BEGIN
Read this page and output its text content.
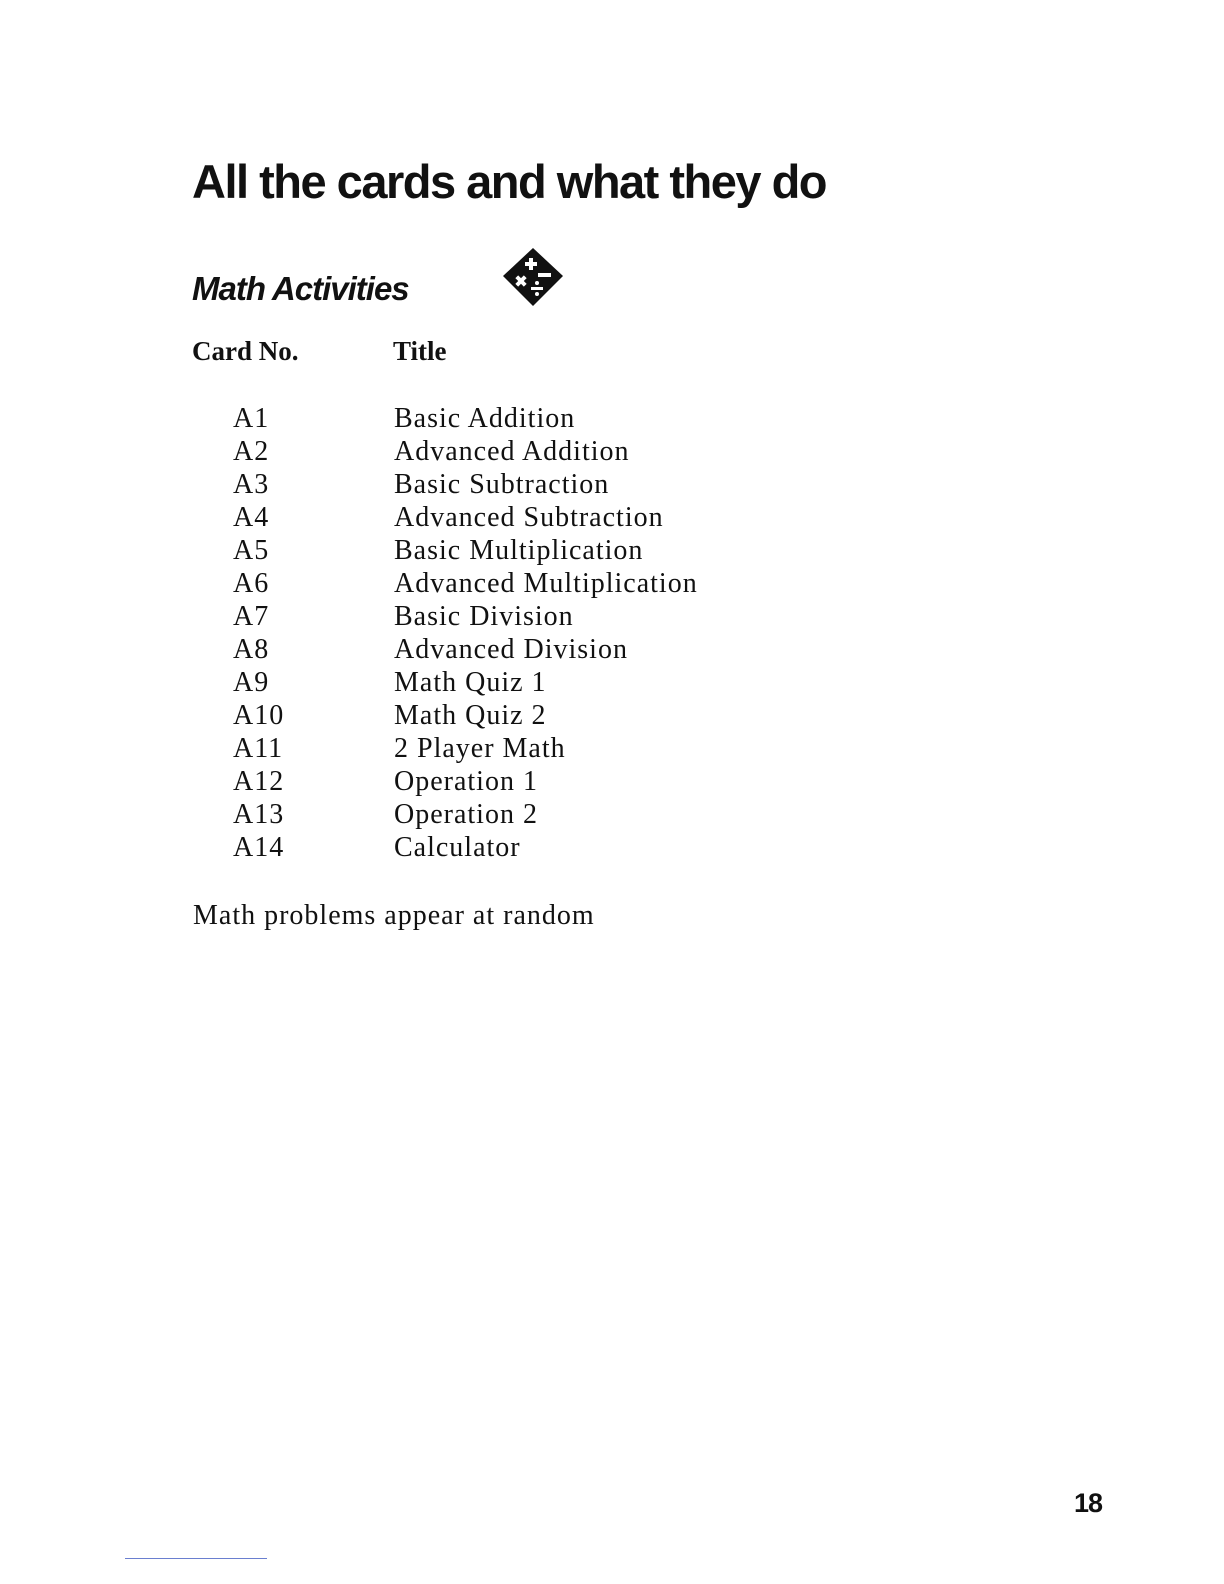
All the cards and what they do
Math Activities
Card No.	Title
A1	Basic Addition
A2	Advanced Addition
A3	Basic Subtraction
A4	Advanced Subtraction
A5	Basic Multiplication
A6	Advanced Multiplication
A7	Basic Division
A8	Advanced Division
A9	Math Quiz 1
A10	Math Quiz 2
A11	2 Player Math
A12	Operation 1
A13	Operation 2
A14	Calculator
Math problems appear at random
18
END
GIVEN TASK: Write the entries above out again exactly, but not the pictures.

CORRECT ANSWER:
Read this page and output its text content.
All the cards and what they do
Math Activities
Card No.	Title
A1	Basic Addition
A2	Advanced Addition
A3	Basic Subtraction
A4	Advanced Subtraction
A5	Basic Multiplication
A6	Advanced Multiplication
A7	Basic Division
A8	Advanced Division
A9	Math Quiz 1
A10	Math Quiz 2
A11	2 Player Math
A12	Operation 1
A13	Operation 2
A14	Calculator
Math problems appear at random
18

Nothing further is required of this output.